▶ **WHAT YOU WILL DO**: Continue the reader comments on tax and spending cuts, picking up after the last sentence shown.

▶ **SOURCE TEXT**:
*****

    We need to claim back the economy from those who think money grows on trees.

  3. Neil Craig
    March 3, 2008

    I agree that there are areas where cuts are feasible (civil service size, quangos & regulators, windmill subsidies) & likely to be popular. They will, correctly, be unpopular in the NHS, where we spend less than most countries & much less than the free market of America. Portraying any cut as being in the popular services, like the frontline of the NHS is Labour's big card & can best be countered by saying where else the cuts will be.

    In the long term I think the NHS could be brought out of party politics by ring fencing their budget to a set proportion of income or some other tax which would in turn link it to economic performance.

  4. Mark Wadsworth
    March 3, 2008

    What Bexie says. Keep it up!

  5. Tony Makara
    March 3, 2008

    Tax cuts for business are absolutely vital if we want to not only ride out any economic downturn but also to create new jobs. New business should be taken out of the tax regime altogether and allowed to grow, given time to build up the infrastructure needed to create more jobs.

  6. Dr Dan H.
    March 3, 2008

    One quick way to make some cuts without causing too much pain is to drop the budgets of a lot of QUANGOs down to extremely low levels and prevent them acquiring funding from other means, thus forcing them in their quasi-independent way to make their own cuts themselves.

    Follow on by explicitly stating that the official language of the UK is English, and wave a big stick at councils which translate their documentation into myriads of different languages; there is no specific legal requirement to do so, and doing so remves the incentive to learn the local language.

    The key thing to remember is this: taxation cuts economic growth. Economic growth and wealth is the best way to survive hard economic times, as is living within one's means; this means tax cuts and lots of them.

    Keep on saying tax cuts and axing of bureaucracy, and hint at renegotiation of EU treaties. Eventually, in the bitter end, someone's going to have to face up to the EU and its empire-by-stealth, but for now all you need do is promise to cut taxation.

  7. Stuart Mark Turner
    March 3, 2008

    Mr Redwood

    Also I think it would be good to mention the fact that if tax cuts are achieved this boosts the economy and produces higher rates of growth, so government revenue will go up as business taxation levels fall.

    It would be great if you have any figures highlighting this which you could publish on your blog.
*****
▶ **EXTRACTED DATA**:
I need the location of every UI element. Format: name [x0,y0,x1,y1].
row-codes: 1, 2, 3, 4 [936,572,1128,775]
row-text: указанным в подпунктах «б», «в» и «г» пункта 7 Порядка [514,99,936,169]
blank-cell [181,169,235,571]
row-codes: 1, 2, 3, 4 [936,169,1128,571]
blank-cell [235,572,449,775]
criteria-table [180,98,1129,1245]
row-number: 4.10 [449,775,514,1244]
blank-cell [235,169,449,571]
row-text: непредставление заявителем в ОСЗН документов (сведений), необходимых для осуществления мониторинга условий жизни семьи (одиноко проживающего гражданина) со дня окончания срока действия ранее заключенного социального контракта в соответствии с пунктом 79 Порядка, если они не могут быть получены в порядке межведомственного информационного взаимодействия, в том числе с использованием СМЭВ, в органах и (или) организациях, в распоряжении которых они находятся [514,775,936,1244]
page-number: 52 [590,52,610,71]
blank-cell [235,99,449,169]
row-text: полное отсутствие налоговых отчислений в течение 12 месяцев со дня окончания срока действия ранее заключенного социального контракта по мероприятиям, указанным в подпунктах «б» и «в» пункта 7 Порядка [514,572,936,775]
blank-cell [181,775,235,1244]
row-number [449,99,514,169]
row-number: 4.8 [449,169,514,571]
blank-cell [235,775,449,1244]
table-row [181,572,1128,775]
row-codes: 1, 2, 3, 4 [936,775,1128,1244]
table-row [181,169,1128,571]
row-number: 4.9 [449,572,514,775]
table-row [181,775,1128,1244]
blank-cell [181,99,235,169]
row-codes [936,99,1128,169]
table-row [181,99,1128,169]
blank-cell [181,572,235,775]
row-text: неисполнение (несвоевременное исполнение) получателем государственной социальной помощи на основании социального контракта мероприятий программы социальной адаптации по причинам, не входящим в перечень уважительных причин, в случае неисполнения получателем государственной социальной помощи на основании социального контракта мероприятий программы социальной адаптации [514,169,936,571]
*****
▶ **RESPONSE TO THIS TASK**:
    All the best

    Stuart
    Reply:THERE ARE FIGURES ON HOW LOWER TAX RATES STIMULATES MORE GROWTH IN FREEING BRITAIN TO COMPETE, AVAILABLE AS A DOWNLOAD ON THE BLOG

  8. Ken Moore
    March 4, 2008

    Mr Redwood your judgement is very sound, please come down to the front bench.
    Mr Osborne is far too young and inexperienced to be shadow chancellor, his performance on the Northern Crook fiasco wasn't good enough.

  9. Diablo
    March 4, 2008

    Am I right in thinking that private spending on healthcare is also included in the gross % of GDP spend? If so, it is quite feasible for the total to rise to 11% by 2023.

    Is that your understanding?

    reply: NO, I THINK LANSLEY WAS REFERRING TO THE NHS.

  10. mikestallard
    March 4, 2008

    Only an idiot thinks that taxes are OK at the moment and do not need to be reduced. Look at Ireland, for just one example.
    BUT (now I am shouting too!)
    There are a lot of idiots in our democracy, are there not?
    1. The quangocrats and their enormous staffs at the very heart of government.
    2. The poor people (like me) who depend on the NHS (thanks to taxes?)
    3. Those on the dole or whatever. (One in four in the North?)
    4. Those who administer the bloated system.
    5. Lady Bountifuls in the government who love to condescend with 50p a year more OAP money and lots of very complicated and intrusive "gifts" to "help the poor" .
    Add all these up and – bingo – Labour have got a majority for the next election!
    And, thanks to ten or so years of lying, cheating and utterly selfish government by Labour, nobody is going to believe you anyway.
    And Rousseau said the General Will was infallible!